### Document text
++++++++++++++++++++

- Program for Nov. 27 game at OSC
- Conference: Big Seven Conference
- Record: 2–8 (2–4 Big 7)
- Head coach: George Clark (2nd season);
- Offensive scheme: T formation
- Home stadium: Memorial Stadium

= 1948 Nebraska Cornhuskers football team =

American college football season

The 1948 Nebraska Cornhuskers football team was the representative of the University of Nebraska and member of the Big 7 Conference in the 1948 college football season. The team was coached by George Clark.

Nebraska was ranked at No. 87 in the final Litkenhous Difference by Score System ratings for 1948.

The team played its home games at Memorial Stadium in Lincoln, Nebraska.

==Before the season==
Nebraska athletic director and one-time head football coach Adolph J. Lewandowski brought back the coach he initially chose as his own replacement for 1945, George Clark, who had departed Nebraska after just that one season. With the unsuccessful tenure of previous head coach Bernie Masterson ended, Lewandowski was able to turn to the last, most recent coach that had provided a glimmer of hope to the Cornhuskers in nearly a decade. So it was that after seven straight losing seasons, the coaching staff once again suffered a shakeup in hopes of ending the downward spiral of Nebraska football as the Cornhuskers entered their first-ever 10-game season.

The 1948 season was the first to see Colorado's athletic teams participate in conference play, as the Big 6 Conference subsequently became known as the Big 7 Conference. Nebraska and Colorado were set to meet again on the field for the first time since 1907, now as part of regular season conference play.

++++++++++++++++++++

### Provided data
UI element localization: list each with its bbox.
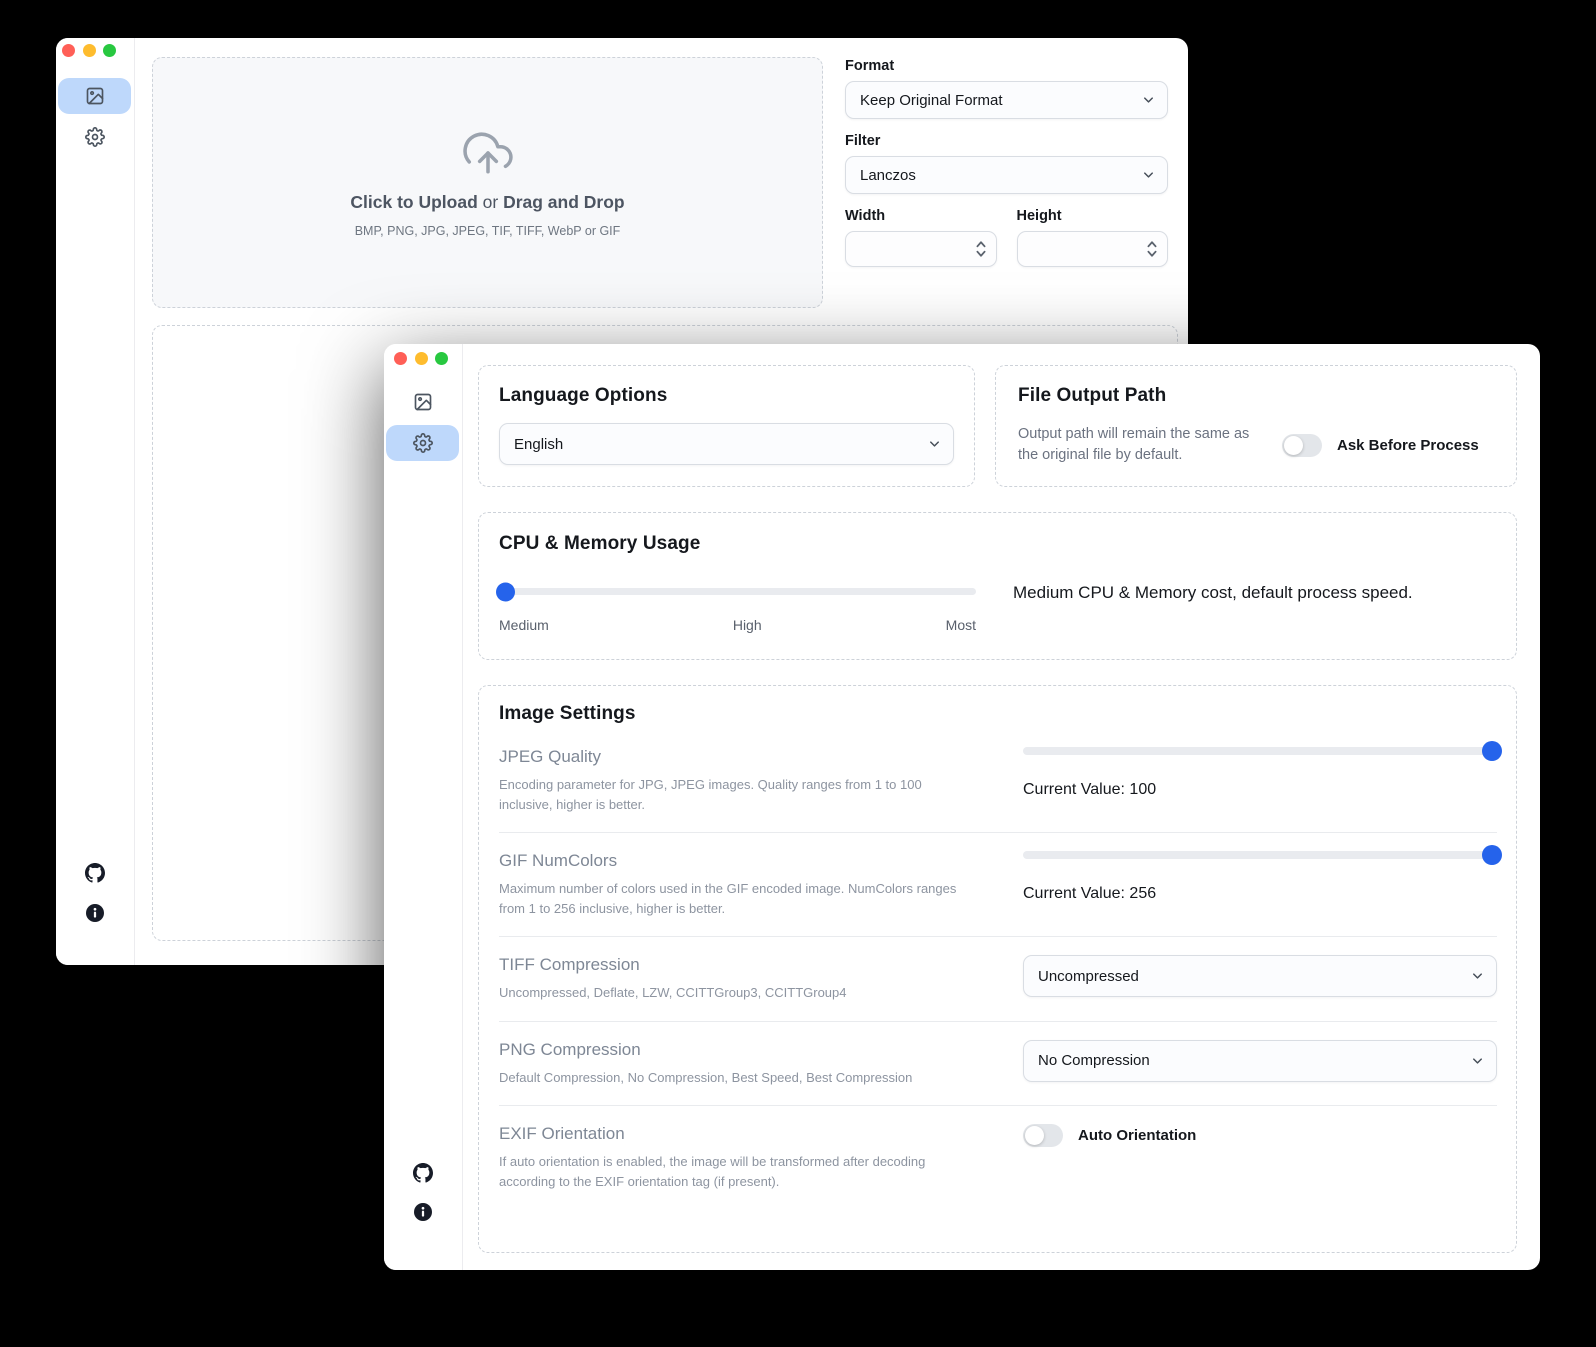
desktop: { "colors": { "accent": "#2563eb", "side… — [0, 0, 1596, 1347]
filter-select-value: Lanczos — [860, 167, 916, 184]
exif-orientation-description: If auto orientation is enabled, the imag… — [499, 1152, 977, 1191]
slider-knob[interactable] — [496, 582, 515, 601]
height-input-wrap — [1017, 231, 1169, 267]
images-icon — [413, 392, 433, 412]
sidebar-item-settings[interactable] — [386, 425, 459, 461]
tiff-compression-value: Uncompressed — [1038, 968, 1139, 985]
cpu-memory-section: CPU & Memory Usage Medium High Most Medi… — [478, 512, 1517, 660]
format-select[interactable]: Keep Original Format — [845, 81, 1168, 119]
gif-numcolors-current-value: Current Value: 256 — [1023, 885, 1497, 903]
width-label: Width — [845, 208, 997, 224]
chevron-down-icon — [1141, 93, 1156, 108]
chevron-down-icon — [1470, 969, 1485, 984]
toggle-knob — [1025, 1126, 1044, 1145]
auto-orientation-toggle[interactable] — [1023, 1124, 1063, 1147]
info-icon[interactable] — [414, 1203, 432, 1221]
sidebar — [56, 38, 135, 965]
close-button[interactable] — [394, 352, 407, 365]
png-compression-row: PNG Compression Default Compression, No … — [499, 1021, 1497, 1106]
github-icon[interactable] — [413, 1163, 433, 1183]
minimize-button[interactable] — [415, 352, 428, 365]
slider-knob[interactable] — [1482, 845, 1502, 865]
image-settings-section: Image Settings JPEG Quality Encoding par… — [478, 685, 1517, 1253]
upload-dropzone[interactable]: Click to Upload or Drag and Drop BMP, PN… — [152, 57, 823, 308]
format-label: Format — [845, 58, 1168, 74]
gif-numcolors-description: Maximum number of colors used in the GIF… — [499, 879, 977, 918]
file-output-path-section: File Output Path Output path will remain… — [995, 365, 1517, 487]
ask-before-process-toggle[interactable] — [1282, 434, 1322, 457]
language-options-section: Language Options English — [478, 365, 975, 487]
jpeg-quality-slider[interactable] — [1023, 747, 1497, 755]
height-label: Height — [1017, 208, 1169, 224]
filter-select[interactable]: Lanczos — [845, 156, 1168, 194]
png-compression-select[interactable]: No Compression — [1023, 1040, 1497, 1082]
sidebar-item-images[interactable] — [386, 384, 459, 420]
jpeg-quality-description: Encoding parameter for JPG, JPEG images.… — [499, 775, 977, 814]
width-input-wrap — [845, 231, 997, 267]
cpu-status-text: Medium CPU & Memory cost, default proces… — [1013, 583, 1413, 603]
png-compression-value: No Compression — [1038, 1052, 1150, 1069]
file-output-path-title: File Output Path — [1018, 385, 1494, 407]
file-output-path-description: Output path will remain the same as the … — [1018, 424, 1260, 466]
filter-label: Filter — [845, 133, 1168, 149]
auto-orientation-label: Auto Orientation — [1078, 1127, 1196, 1144]
tick-most: Most — [946, 617, 976, 633]
gif-numcolors-row: GIF NumColors Maximum number of colors u… — [499, 832, 1497, 936]
tiff-compression-row: TIFF Compression Uncompressed, Deflate, … — [499, 936, 1497, 1021]
gear-icon — [85, 127, 105, 147]
sidebar-item-settings[interactable] — [58, 119, 131, 155]
zoom-button[interactable] — [435, 352, 448, 365]
width-input[interactable] — [846, 232, 996, 266]
language-select[interactable]: English — [499, 423, 954, 465]
format-select-value: Keep Original Format — [860, 92, 1003, 109]
jpeg-quality-current-value: Current Value: 100 — [1023, 781, 1497, 799]
ask-before-process-label: Ask Before Process — [1337, 437, 1479, 454]
images-icon — [85, 86, 105, 106]
info-icon[interactable] — [86, 904, 104, 922]
cpu-slider-ticks: Medium High Most — [499, 617, 976, 633]
jpeg-quality-row: JPEG Quality Encoding parameter for JPG,… — [499, 729, 1497, 832]
upload-supported-formats: BMP, PNG, JPG, JPEG, TIF, TIFF, WebP or … — [355, 224, 621, 238]
chevron-down-icon — [1141, 168, 1156, 183]
upload-title: Click to Upload or Drag and Drop — [350, 192, 624, 213]
zoom-button[interactable] — [103, 44, 116, 57]
gif-numcolors-slider[interactable] — [1023, 851, 1497, 859]
tiff-compression-select[interactable]: Uncompressed — [1023, 955, 1497, 997]
cpu-memory-slider[interactable] — [499, 588, 976, 595]
conversion-options-panel: Format Keep Original Format Filter Lancz… — [845, 58, 1168, 267]
png-compression-title: PNG Compression — [499, 1040, 977, 1060]
exif-orientation-row: EXIF Orientation If auto orientation is … — [499, 1105, 1497, 1209]
cloud-upload-icon — [463, 128, 513, 178]
png-compression-description: Default Compression, No Compression, Bes… — [499, 1068, 977, 1088]
number-stepper-icon[interactable] — [1146, 240, 1158, 258]
tick-high: High — [733, 617, 762, 633]
number-stepper-icon[interactable] — [975, 240, 987, 258]
exif-orientation-title: EXIF Orientation — [499, 1124, 977, 1144]
chevron-down-icon — [1470, 1053, 1485, 1068]
tick-medium: Medium — [499, 617, 549, 633]
image-settings-title: Image Settings — [499, 703, 1497, 725]
gear-icon — [413, 433, 433, 453]
close-button[interactable] — [62, 44, 75, 57]
tiff-compression-description: Uncompressed, Deflate, LZW, CCITTGroup3,… — [499, 983, 977, 1003]
gif-numcolors-title: GIF NumColors — [499, 851, 977, 871]
sidebar-item-images[interactable] — [58, 78, 131, 114]
minimize-button[interactable] — [83, 44, 96, 57]
window-controls — [394, 352, 448, 365]
language-select-value: English — [514, 436, 563, 453]
toggle-knob — [1284, 436, 1303, 455]
language-options-title: Language Options — [499, 385, 954, 407]
window-controls — [62, 44, 116, 57]
settings-window: Language Options English File Output Pat… — [384, 344, 1540, 1270]
sidebar — [384, 344, 463, 1270]
height-input[interactable] — [1018, 232, 1168, 266]
tiff-compression-title: TIFF Compression — [499, 955, 977, 975]
chevron-down-icon — [927, 437, 942, 452]
github-icon[interactable] — [85, 863, 105, 883]
jpeg-quality-title: JPEG Quality — [499, 747, 977, 767]
slider-knob[interactable] — [1482, 741, 1502, 761]
cpu-memory-title: CPU & Memory Usage — [499, 533, 1494, 555]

++++++++++++++++++++

### What is being asked
In the 1948 Nebraska football text, what was Nebraska's rank in the final Litkenhous Difference by Score System ratings for 1948? The data plays no part in what comes next.

### Output below
No. 87